WHAT NEEDS TO BE DONE: Copy each line of the data below with the word "JSON".

Stored data entries
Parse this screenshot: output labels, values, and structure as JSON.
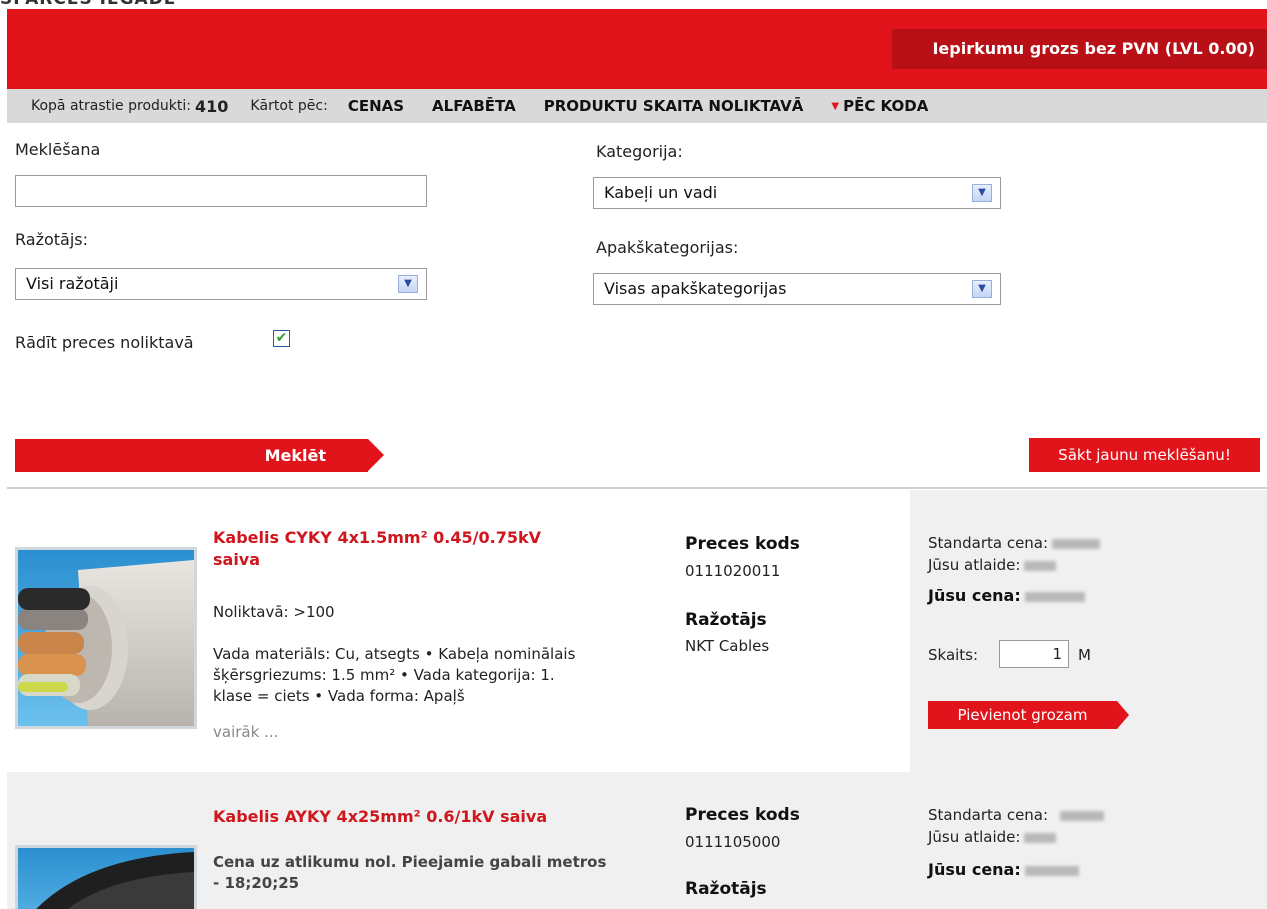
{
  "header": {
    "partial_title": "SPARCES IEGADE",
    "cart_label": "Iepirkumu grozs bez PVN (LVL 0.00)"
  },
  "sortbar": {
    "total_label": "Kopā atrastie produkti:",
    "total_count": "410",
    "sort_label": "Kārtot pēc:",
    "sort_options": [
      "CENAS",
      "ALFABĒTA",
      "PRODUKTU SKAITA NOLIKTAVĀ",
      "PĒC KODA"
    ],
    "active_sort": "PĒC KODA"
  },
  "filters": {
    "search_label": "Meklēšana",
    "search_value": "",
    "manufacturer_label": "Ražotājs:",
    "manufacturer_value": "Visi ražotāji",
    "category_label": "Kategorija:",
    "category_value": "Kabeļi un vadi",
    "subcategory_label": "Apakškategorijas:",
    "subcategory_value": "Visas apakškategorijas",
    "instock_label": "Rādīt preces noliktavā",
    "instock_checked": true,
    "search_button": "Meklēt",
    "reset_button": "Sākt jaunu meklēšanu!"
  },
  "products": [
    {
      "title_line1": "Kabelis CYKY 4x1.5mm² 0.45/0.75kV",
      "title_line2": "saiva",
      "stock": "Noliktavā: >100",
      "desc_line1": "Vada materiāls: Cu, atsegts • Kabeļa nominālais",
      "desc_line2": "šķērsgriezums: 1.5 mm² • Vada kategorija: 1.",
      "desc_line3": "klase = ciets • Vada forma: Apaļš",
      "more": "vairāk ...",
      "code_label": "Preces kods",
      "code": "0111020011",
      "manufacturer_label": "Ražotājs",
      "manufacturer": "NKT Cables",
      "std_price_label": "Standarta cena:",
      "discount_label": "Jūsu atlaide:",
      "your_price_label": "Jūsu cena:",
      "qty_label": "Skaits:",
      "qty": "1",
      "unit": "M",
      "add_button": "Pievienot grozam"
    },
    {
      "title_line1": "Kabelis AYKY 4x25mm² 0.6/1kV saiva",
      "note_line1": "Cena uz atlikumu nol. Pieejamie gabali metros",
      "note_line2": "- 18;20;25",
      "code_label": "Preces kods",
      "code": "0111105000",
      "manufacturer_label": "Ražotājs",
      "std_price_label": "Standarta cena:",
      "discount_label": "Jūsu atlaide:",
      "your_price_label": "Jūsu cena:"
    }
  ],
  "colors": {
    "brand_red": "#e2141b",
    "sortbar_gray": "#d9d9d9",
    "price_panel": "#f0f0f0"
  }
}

* * *

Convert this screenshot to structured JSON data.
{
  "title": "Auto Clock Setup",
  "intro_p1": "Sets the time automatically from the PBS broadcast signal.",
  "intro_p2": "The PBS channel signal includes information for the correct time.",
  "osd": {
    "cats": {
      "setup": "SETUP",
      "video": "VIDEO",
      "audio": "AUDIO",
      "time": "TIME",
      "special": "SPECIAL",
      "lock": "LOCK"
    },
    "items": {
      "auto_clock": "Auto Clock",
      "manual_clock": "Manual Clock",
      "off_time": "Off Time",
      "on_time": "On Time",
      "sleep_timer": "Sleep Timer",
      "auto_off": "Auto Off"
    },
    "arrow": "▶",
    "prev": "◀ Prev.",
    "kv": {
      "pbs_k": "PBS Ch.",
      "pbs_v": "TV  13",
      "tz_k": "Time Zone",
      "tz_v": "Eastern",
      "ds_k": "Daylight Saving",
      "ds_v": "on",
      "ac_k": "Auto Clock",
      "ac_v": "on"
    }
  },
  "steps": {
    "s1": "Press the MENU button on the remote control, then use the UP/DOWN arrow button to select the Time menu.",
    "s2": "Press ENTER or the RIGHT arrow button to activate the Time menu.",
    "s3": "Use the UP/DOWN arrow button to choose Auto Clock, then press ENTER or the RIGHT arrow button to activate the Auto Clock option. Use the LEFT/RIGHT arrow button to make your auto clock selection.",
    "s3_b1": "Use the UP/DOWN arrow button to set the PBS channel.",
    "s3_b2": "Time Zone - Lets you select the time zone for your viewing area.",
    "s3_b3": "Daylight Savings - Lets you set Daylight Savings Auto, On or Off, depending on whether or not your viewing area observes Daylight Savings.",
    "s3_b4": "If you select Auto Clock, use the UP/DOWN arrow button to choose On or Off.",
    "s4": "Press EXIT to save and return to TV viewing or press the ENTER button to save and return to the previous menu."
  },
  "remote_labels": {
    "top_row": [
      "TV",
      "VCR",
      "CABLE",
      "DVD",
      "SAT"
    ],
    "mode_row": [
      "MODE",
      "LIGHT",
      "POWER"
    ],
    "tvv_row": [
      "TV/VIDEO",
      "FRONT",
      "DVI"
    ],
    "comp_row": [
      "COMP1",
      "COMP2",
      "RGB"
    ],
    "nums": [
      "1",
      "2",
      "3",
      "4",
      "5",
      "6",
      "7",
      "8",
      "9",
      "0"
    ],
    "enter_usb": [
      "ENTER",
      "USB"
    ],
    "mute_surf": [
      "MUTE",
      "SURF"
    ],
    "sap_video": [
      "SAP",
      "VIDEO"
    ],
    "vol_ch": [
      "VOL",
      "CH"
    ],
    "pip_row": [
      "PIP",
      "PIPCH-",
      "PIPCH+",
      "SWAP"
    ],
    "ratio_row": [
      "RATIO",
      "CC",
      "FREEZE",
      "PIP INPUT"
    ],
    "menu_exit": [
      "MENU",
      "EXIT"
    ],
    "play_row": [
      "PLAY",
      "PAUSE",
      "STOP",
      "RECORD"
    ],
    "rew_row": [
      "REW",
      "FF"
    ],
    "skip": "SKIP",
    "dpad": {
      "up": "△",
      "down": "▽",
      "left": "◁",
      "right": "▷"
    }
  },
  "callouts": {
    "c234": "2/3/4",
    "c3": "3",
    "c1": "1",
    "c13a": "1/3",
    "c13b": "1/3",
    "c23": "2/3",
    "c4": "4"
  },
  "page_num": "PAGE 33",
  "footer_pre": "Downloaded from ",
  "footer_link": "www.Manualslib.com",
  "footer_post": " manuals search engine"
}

SOLUTION BELOW:
Parse this screenshot: output labels, values, and structure as JSON.
Convert this screenshot to structured JSON data.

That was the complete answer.